| Goal |
Note each line of the listing that contains the string "this", and copy it.

···

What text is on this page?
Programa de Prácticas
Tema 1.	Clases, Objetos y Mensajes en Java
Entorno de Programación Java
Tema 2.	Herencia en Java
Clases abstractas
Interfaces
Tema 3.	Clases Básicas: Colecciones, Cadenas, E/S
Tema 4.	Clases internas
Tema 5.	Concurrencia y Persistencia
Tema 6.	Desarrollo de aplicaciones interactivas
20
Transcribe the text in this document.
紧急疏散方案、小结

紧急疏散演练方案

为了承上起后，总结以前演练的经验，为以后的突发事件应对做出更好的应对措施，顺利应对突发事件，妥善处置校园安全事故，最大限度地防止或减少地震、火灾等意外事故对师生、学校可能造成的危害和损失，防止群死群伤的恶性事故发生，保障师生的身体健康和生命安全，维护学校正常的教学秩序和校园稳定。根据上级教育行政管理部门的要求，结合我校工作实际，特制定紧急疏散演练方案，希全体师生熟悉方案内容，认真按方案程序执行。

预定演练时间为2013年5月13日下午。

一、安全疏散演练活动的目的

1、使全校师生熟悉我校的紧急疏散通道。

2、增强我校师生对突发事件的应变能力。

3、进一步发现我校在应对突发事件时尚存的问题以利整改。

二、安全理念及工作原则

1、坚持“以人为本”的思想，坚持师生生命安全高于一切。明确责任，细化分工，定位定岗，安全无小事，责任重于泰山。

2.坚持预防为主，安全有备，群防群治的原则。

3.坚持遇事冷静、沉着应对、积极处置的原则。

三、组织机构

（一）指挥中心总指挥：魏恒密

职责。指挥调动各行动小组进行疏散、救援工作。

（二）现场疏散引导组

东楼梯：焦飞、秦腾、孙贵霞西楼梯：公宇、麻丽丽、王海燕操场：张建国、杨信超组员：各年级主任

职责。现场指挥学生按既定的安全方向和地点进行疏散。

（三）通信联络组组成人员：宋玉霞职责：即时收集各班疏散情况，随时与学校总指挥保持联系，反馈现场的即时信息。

···

| Worked answer |
What text is on this page?
Transcribe the text in this document.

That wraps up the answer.